##### PROVIDED RECORDS

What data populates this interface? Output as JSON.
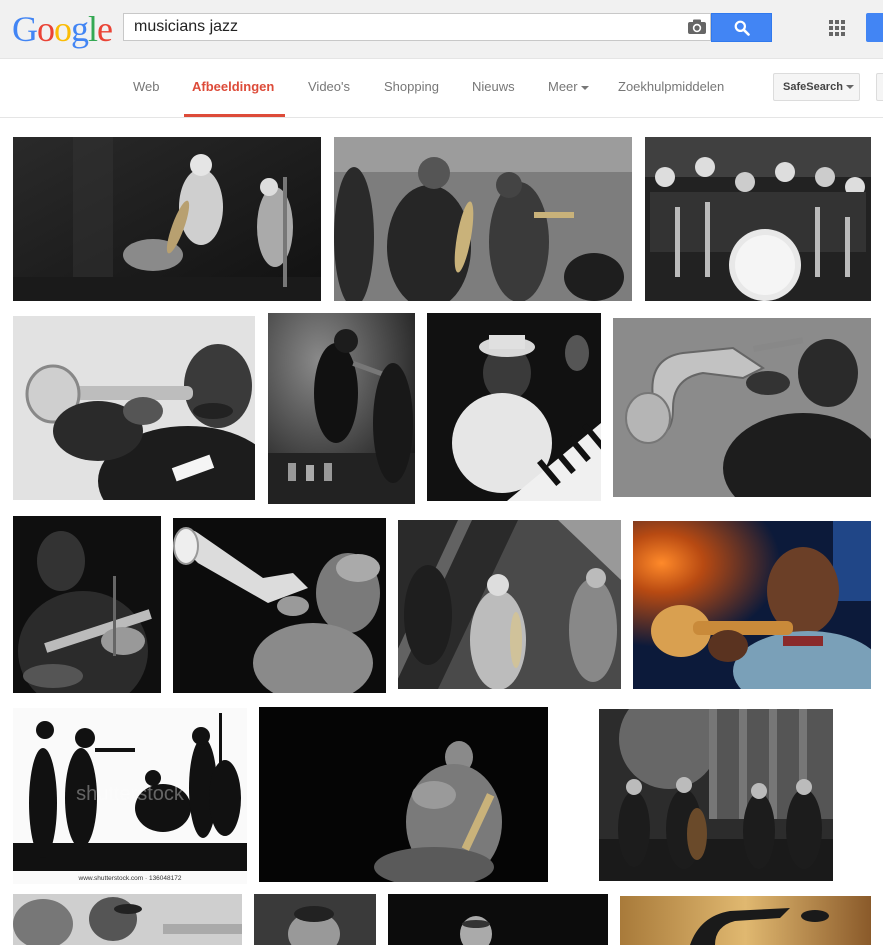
{
  "header": {
    "logo_letters": [
      {
        "ch": "G",
        "color": "#4285f4"
      },
      {
        "ch": "o",
        "color": "#ea4335"
      },
      {
        "ch": "o",
        "color": "#fbbc05"
      },
      {
        "ch": "g",
        "color": "#4285f4"
      },
      {
        "ch": "l",
        "color": "#34a853"
      },
      {
        "ch": "e",
        "color": "#ea4335"
      }
    ],
    "search_query": "musicians jazz",
    "accent": "#4285f4"
  },
  "nav": {
    "tabs": [
      {
        "label": "Web",
        "active": false
      },
      {
        "label": "Afbeeldingen",
        "active": true
      },
      {
        "label": "Video's",
        "active": false
      },
      {
        "label": "Shopping",
        "active": false
      },
      {
        "label": "Nieuws",
        "active": false
      },
      {
        "label": "Meer",
        "active": false
      },
      {
        "label": "Zoekhulpmiddelen",
        "active": false
      }
    ],
    "safesearch_label": "SafeSearch",
    "active_color": "#dd4b39"
  },
  "results": {
    "watermarks": {
      "shutterstock_url": "www.shutterstock.com · 136048172",
      "shutterstock_brand": "shutterstock"
    }
  }
}
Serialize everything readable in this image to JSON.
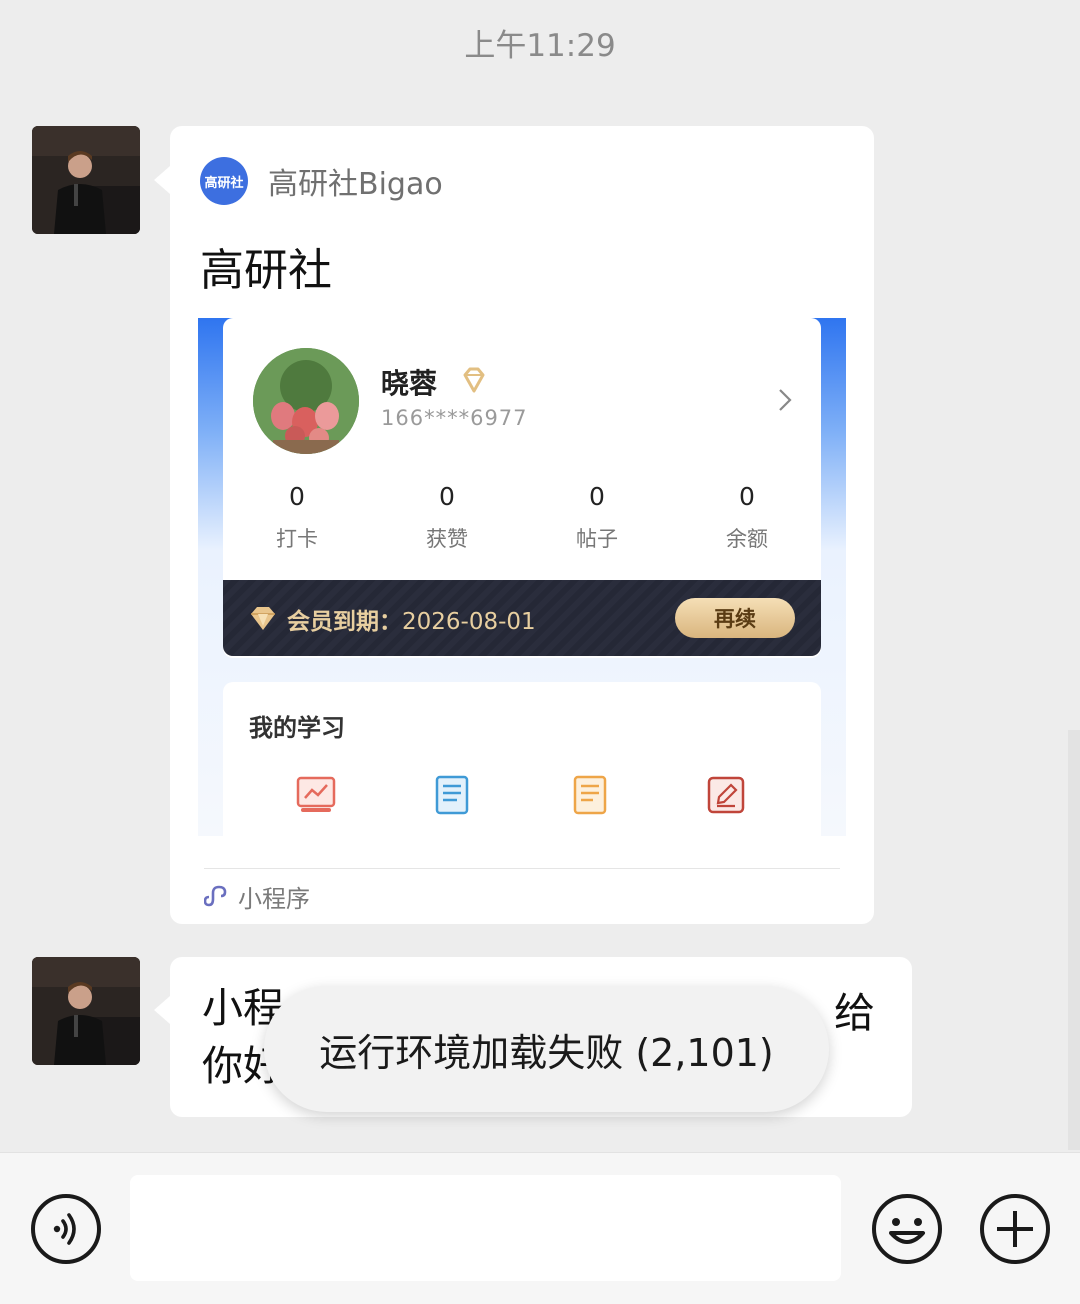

##########

From the listing, copy every line where the string "shutterstock" appears.

• _CORRECT RESULT_:
      "shutterstock_url": "www.shutterstock.com · 136048172",
      "shutterstock_brand": "shutterstock"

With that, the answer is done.